Task directions ::
From the listing below, select every line where the word "poaching" appears.
--------------------
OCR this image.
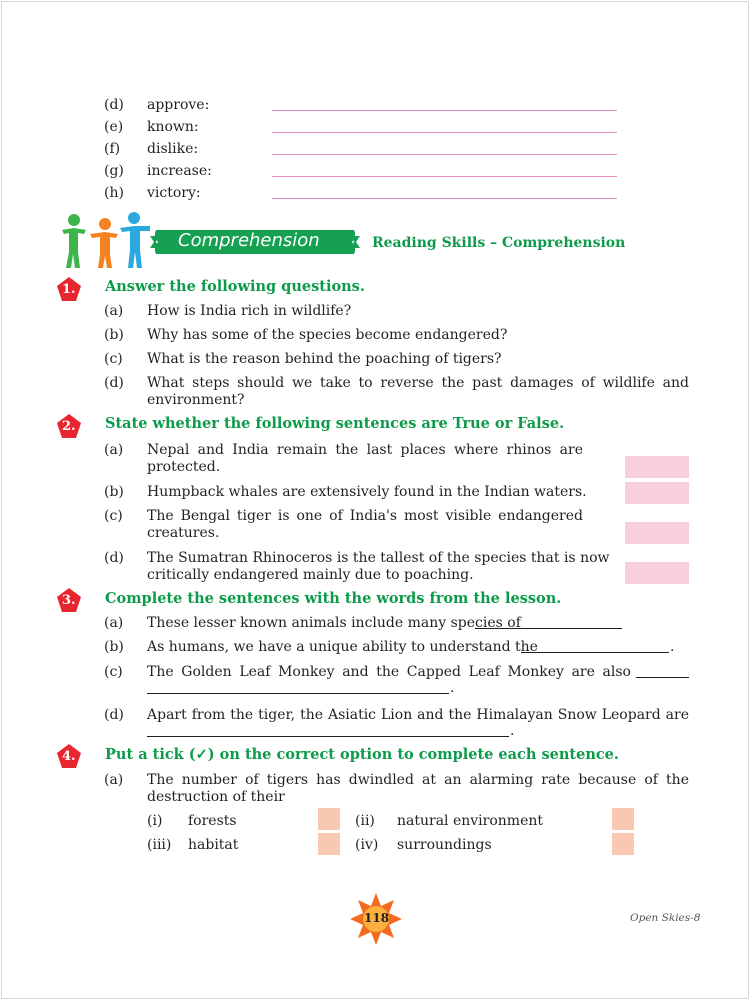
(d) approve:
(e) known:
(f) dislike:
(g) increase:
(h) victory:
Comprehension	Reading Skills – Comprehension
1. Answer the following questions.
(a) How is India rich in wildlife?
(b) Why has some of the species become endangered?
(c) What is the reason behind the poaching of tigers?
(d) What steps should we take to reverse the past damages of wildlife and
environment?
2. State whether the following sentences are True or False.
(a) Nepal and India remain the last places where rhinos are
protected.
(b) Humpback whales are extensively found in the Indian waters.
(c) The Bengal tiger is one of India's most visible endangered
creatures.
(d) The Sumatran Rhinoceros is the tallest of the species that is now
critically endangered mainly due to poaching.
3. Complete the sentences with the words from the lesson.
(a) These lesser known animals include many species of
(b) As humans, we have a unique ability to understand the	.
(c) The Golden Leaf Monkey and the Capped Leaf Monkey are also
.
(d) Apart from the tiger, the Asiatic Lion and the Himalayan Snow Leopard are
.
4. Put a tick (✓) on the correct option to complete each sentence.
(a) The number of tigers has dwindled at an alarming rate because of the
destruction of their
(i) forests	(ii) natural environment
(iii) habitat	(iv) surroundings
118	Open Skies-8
--------------------
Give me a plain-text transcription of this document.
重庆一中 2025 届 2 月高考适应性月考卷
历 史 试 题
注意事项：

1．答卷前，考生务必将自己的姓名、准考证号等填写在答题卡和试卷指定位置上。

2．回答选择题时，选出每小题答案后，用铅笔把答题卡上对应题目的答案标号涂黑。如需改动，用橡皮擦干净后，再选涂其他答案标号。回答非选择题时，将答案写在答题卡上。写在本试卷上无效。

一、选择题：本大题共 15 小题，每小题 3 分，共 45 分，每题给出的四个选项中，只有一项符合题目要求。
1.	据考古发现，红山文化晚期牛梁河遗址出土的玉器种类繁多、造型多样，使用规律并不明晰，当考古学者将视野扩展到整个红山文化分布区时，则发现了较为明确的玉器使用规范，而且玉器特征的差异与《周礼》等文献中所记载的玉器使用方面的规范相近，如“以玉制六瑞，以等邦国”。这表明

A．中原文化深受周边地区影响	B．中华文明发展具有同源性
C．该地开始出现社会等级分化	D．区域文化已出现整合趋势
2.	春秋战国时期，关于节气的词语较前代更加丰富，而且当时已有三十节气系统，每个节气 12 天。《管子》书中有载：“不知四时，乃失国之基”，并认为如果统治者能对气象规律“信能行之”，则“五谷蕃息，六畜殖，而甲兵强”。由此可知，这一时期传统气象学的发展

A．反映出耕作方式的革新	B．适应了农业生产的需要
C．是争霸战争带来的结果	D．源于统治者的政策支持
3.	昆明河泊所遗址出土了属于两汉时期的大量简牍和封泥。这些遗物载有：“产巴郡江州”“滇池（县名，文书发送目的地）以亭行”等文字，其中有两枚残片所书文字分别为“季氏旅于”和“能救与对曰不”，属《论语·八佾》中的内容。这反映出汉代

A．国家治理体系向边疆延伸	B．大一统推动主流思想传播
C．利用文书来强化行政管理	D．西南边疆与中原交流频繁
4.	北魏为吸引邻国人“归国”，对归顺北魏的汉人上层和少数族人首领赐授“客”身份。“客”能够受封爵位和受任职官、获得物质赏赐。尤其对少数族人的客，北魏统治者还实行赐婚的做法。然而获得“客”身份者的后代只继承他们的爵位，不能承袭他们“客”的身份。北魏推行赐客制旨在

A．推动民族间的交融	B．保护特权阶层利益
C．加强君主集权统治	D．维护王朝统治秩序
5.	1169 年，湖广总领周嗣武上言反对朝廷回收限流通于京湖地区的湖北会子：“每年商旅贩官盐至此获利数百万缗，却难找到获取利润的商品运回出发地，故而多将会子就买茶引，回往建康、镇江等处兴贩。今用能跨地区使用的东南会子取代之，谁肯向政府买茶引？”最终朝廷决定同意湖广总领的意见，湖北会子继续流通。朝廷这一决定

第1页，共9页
--------------------
Reply to the task ::
(c) What is the reason behind the poaching of tigers?
critically endangered mainly due to poaching.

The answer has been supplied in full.